*Supplied entries*
※ ※ ※

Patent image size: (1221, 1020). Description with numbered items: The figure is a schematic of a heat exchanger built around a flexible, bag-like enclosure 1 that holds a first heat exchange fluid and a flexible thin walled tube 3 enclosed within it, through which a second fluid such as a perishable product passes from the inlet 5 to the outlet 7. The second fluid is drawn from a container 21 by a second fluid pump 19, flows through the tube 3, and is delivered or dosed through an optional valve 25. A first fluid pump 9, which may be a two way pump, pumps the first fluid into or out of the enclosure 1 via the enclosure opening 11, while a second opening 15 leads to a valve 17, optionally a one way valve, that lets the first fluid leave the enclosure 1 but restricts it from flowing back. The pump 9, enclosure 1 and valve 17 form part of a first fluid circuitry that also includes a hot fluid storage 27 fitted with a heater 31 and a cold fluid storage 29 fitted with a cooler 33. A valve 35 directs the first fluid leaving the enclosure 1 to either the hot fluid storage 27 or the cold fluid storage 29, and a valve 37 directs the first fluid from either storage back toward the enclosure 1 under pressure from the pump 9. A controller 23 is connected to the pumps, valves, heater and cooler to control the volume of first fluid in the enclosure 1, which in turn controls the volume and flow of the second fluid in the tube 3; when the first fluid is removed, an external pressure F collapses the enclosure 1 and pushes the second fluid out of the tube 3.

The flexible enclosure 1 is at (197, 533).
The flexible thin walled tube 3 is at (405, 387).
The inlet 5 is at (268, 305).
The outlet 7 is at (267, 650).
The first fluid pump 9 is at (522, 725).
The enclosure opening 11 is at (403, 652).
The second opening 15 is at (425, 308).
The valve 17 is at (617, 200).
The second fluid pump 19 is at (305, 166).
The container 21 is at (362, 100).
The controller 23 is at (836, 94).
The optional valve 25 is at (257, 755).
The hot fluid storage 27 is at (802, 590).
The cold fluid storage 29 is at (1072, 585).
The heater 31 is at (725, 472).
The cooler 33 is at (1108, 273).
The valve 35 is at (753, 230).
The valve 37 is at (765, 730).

※ ※ ※

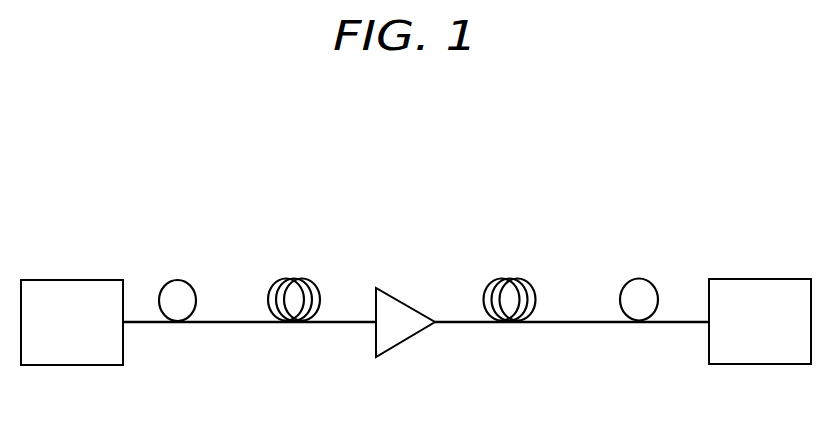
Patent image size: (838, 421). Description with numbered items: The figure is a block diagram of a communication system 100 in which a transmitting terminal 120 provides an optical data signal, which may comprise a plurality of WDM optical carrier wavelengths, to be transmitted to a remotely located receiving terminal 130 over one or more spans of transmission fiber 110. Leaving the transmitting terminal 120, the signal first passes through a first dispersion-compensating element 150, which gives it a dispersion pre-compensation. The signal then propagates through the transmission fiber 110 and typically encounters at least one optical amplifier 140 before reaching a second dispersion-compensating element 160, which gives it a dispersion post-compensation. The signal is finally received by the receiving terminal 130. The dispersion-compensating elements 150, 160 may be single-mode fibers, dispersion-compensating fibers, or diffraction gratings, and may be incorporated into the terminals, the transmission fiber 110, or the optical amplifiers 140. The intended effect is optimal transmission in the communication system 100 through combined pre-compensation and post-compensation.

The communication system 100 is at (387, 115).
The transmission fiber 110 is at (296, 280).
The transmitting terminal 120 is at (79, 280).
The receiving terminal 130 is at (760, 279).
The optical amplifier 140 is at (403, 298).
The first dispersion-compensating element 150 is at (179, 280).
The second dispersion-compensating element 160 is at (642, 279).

※ ※ ※

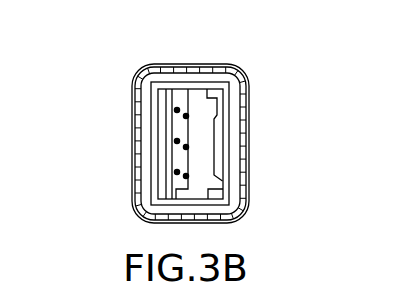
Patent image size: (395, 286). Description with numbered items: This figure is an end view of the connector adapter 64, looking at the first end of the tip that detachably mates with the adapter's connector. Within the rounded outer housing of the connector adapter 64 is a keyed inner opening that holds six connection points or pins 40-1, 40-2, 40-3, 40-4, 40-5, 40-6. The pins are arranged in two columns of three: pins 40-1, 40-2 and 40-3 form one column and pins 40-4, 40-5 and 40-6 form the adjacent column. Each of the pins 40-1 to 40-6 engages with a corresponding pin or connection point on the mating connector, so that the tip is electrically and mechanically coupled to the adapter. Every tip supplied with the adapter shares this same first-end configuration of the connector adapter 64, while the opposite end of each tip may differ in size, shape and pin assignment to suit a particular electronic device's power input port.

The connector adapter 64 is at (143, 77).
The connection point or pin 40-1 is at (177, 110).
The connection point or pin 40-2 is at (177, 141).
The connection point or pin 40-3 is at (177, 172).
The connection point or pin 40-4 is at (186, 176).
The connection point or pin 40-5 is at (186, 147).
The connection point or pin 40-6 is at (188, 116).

※ ※ ※

*Aim of the task*
Convert the stretch of data from the line that contains "Patent image size: (1221, 1020)." through the line that contains "The flexible enclosure 1 is at (197, 533)." into a numbered list, leaving out blank lines.

*Final answer*
1. Patent image size: (1221, 1020). Description with numbered items: The figure is a schematic of a heat exchanger built around a flexible, bag-like enclosure 1 that holds a first heat exchange fluid and a flexible thin walled tube 3 enclosed within it, through which a second fluid such as a perishable product passes from the inlet 5 to the outlet 7. The second fluid is drawn from a container 21 by a second fluid pump 19, flows through the tube 3, and is delivered or dosed through an optional valve 25. A first fluid pump 9, which may be a two way pump, pumps the first fluid into or out of the enclosure 1 via the enclosure opening 11, while a second opening 15 leads to a valve 17, optionally a one way valve, that lets the first fluid leave the enclosure 1 but restricts it from flowing back. The pump 9, enclosure 1 and valve 17 form part of a first fluid circuitry that also includes a hot fluid storage 27 fitted with a heater 31 and a cold fluid storage 29 fitted with a cooler 33. A valve 35 directs the first fluid leaving the enclosure 1 to either the hot fluid storage 27 or the cold fluid storage 29, and a valve 37 directs the first fluid from either storage back toward the enclosure 1 under pressure from the pump 9. A controller 23 is connected to the pumps, valves, heater and cooler to control the volume of first fluid in the enclosure 1, which in turn controls the volume and flow of the second fluid in the tube 3; when the first fluid is removed, an external pressure F collapses the enclosure 1 and pushes the second fluid out of the tube 3.
2. The flexible enclosure 1 is at (197, 533).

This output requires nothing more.